[Structured figure records]
________

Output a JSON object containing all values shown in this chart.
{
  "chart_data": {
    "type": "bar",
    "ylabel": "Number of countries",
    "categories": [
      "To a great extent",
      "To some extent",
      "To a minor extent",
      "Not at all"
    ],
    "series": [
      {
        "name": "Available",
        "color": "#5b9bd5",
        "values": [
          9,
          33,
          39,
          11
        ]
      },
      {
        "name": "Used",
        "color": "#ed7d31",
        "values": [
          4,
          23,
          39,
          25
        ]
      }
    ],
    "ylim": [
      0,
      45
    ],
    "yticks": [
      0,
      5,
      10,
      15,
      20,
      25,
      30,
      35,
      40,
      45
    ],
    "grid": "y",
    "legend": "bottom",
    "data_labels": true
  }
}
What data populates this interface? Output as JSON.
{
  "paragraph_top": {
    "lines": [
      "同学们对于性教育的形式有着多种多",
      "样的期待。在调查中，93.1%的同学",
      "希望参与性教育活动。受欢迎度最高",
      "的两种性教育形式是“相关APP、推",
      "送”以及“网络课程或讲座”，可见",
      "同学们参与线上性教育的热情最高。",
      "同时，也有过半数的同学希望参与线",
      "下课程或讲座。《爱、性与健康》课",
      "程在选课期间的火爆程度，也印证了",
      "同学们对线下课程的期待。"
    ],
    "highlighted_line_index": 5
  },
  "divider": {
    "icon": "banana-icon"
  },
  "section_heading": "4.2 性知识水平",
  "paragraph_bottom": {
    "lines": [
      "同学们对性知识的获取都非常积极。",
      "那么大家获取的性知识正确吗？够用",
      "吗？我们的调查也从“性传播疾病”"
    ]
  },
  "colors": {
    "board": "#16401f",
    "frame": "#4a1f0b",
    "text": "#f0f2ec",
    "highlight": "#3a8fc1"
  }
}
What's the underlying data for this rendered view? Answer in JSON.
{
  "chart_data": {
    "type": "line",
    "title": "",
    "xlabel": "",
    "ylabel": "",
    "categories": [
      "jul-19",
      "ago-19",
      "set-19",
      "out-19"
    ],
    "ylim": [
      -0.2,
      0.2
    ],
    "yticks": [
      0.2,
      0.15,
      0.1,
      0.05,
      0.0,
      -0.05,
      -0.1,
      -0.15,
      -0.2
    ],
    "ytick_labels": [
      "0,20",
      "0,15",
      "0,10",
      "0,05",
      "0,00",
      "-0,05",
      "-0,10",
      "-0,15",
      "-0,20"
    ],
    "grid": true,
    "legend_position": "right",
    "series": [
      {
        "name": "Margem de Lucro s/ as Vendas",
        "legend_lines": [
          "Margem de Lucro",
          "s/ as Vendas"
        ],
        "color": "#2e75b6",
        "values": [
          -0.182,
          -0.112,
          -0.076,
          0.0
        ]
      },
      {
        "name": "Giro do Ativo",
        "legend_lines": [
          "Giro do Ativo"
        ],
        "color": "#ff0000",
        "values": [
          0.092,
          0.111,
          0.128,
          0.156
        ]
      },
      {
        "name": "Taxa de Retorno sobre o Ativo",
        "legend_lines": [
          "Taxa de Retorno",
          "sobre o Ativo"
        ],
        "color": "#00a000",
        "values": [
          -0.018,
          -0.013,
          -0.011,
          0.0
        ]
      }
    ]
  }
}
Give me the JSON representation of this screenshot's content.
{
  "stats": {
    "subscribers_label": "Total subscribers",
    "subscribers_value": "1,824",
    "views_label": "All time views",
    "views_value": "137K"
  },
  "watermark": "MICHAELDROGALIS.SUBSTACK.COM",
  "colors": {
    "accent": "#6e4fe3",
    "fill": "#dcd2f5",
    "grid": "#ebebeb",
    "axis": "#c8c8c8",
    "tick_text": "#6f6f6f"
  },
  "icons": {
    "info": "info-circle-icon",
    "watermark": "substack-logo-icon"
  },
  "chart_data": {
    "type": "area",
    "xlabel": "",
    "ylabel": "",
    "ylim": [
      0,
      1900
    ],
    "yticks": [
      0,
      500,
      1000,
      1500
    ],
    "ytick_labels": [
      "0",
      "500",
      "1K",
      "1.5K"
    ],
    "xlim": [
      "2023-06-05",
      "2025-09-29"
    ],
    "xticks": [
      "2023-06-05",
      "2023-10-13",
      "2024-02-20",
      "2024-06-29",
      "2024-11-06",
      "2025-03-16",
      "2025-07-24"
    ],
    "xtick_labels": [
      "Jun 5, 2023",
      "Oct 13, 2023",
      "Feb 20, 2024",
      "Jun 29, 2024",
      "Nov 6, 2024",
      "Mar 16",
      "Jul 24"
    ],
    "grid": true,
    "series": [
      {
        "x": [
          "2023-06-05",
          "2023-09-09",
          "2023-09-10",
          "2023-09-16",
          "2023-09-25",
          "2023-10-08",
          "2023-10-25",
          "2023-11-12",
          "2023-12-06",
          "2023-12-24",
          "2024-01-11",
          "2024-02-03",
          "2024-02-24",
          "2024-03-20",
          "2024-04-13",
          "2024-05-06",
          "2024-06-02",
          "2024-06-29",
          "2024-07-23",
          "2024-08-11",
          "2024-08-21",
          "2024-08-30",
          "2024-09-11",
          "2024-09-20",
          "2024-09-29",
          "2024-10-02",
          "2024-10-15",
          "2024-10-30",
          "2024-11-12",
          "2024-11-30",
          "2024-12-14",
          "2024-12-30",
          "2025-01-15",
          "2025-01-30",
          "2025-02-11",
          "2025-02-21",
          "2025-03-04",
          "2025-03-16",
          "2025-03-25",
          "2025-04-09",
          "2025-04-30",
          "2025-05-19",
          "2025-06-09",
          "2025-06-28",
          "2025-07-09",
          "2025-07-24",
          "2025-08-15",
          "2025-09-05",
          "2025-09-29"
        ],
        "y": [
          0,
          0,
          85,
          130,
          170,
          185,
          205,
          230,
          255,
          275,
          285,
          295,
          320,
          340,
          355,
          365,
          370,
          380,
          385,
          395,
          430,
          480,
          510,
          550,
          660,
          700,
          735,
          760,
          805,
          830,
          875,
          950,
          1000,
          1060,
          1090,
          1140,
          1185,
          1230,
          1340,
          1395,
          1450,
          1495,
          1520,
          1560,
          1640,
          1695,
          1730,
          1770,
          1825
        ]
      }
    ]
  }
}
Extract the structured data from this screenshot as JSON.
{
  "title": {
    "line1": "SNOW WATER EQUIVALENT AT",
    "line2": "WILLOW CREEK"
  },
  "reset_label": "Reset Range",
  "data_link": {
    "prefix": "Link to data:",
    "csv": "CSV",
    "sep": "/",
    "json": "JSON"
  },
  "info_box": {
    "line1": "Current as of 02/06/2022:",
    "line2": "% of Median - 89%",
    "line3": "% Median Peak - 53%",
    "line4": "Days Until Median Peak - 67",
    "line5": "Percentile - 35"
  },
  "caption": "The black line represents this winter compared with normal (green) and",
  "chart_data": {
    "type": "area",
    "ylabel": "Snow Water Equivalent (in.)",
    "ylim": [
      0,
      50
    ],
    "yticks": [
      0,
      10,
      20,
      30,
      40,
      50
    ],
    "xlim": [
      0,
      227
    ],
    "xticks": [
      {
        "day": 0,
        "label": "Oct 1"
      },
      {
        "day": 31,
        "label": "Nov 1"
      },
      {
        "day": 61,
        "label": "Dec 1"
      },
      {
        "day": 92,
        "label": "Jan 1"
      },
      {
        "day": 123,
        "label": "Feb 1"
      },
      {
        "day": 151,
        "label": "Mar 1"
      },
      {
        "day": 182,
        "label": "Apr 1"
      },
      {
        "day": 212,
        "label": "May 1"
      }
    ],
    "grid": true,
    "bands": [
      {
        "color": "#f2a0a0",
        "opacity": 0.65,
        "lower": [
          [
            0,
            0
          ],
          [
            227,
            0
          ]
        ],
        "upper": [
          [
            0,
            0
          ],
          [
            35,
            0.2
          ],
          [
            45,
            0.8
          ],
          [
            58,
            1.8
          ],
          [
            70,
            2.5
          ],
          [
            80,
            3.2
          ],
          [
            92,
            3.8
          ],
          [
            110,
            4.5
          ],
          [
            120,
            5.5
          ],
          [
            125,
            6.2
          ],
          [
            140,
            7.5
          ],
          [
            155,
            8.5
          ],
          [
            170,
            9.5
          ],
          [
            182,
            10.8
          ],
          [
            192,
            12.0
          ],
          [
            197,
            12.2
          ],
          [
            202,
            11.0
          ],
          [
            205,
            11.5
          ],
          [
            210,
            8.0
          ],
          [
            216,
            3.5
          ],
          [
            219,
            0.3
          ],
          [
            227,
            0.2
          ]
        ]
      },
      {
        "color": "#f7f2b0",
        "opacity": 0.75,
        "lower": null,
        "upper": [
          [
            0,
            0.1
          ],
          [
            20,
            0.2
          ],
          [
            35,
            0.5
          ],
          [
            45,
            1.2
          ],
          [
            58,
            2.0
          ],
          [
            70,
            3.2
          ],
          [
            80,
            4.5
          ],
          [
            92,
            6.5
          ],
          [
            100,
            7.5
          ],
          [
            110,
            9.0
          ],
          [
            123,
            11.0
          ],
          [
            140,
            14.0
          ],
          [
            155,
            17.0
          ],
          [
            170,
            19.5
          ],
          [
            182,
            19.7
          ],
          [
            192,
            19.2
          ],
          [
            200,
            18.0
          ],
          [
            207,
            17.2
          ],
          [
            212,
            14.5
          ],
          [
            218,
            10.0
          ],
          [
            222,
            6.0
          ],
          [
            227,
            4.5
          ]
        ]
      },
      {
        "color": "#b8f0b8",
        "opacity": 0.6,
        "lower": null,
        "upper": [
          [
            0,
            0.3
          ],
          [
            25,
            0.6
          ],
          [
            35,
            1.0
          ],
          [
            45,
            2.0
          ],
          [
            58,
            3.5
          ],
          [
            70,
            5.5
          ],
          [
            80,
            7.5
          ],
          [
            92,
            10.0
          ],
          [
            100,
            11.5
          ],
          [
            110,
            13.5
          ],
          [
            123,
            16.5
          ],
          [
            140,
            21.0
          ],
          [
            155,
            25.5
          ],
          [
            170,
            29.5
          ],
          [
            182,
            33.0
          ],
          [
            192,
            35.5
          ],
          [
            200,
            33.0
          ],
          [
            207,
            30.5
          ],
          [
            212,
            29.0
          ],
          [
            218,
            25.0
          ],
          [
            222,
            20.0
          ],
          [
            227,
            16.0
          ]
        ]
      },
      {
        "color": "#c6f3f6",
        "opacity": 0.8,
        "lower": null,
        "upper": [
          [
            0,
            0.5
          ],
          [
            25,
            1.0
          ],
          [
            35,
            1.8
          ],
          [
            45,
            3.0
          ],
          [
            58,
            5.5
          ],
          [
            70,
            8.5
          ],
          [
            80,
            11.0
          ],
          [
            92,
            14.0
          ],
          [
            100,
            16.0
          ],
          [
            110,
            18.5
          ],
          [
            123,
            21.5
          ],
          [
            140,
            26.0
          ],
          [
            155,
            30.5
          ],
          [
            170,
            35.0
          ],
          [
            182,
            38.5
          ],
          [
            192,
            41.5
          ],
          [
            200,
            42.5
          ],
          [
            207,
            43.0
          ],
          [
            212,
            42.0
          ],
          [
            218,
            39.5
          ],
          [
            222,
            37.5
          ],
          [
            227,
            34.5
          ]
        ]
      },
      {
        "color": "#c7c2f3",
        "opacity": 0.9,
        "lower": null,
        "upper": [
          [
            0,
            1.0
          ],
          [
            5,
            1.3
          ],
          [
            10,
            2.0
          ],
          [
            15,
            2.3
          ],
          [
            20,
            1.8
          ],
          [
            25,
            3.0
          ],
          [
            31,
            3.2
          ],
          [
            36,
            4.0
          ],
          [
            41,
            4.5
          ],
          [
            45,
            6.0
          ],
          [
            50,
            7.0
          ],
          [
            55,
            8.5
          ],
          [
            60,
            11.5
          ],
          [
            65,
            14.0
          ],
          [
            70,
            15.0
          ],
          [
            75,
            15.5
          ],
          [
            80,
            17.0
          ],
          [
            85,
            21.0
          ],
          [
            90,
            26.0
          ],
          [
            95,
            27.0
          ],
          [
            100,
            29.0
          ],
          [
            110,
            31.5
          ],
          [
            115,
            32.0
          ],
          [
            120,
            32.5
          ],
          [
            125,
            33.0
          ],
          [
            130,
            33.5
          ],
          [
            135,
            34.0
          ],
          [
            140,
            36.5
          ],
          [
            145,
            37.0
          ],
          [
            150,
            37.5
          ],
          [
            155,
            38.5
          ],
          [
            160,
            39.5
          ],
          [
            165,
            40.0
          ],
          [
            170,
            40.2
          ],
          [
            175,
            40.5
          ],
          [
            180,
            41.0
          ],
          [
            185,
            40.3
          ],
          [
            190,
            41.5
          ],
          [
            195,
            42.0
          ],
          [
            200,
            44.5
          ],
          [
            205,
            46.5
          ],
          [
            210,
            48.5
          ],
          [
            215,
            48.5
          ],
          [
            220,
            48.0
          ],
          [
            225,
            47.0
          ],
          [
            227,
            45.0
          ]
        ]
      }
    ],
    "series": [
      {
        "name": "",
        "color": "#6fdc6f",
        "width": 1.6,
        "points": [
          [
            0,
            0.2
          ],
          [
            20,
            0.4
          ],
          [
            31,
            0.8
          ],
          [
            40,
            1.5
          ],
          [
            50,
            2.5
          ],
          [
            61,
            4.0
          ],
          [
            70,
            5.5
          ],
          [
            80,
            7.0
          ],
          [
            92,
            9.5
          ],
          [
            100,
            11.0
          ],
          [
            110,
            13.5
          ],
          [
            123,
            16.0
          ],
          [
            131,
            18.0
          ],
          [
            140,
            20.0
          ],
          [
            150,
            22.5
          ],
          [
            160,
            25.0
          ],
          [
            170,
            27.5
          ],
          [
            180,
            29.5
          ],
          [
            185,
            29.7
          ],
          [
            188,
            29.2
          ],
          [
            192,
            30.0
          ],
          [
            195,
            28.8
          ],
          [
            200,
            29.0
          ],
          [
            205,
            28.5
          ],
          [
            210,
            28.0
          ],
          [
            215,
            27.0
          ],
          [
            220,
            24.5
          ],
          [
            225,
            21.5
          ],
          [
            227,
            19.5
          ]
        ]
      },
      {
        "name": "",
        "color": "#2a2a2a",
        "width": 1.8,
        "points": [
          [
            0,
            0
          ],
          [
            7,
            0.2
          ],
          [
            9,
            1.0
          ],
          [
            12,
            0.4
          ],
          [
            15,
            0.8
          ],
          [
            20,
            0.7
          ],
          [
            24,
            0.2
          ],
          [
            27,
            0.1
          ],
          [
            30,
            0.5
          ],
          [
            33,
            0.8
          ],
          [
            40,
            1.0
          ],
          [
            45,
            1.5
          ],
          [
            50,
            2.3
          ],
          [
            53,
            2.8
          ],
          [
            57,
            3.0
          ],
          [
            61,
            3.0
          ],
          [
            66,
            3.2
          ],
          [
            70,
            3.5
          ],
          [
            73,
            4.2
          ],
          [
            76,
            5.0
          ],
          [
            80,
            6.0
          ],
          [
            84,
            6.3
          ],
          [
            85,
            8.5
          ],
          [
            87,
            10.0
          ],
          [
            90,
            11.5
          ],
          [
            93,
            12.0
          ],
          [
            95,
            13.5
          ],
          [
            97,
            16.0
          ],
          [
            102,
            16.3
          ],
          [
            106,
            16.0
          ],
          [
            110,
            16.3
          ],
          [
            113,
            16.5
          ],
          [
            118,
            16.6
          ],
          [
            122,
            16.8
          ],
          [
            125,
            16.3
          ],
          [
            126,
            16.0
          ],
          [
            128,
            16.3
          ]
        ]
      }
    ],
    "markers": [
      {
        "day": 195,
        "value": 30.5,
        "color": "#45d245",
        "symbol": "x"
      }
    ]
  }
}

________

> **WHAT THE EXERCISE ASKS**:
Of the lines in the material above, state how many contain the string "Ativo"; give no other text.

> **RESULT OF THE EXERCISE**:
4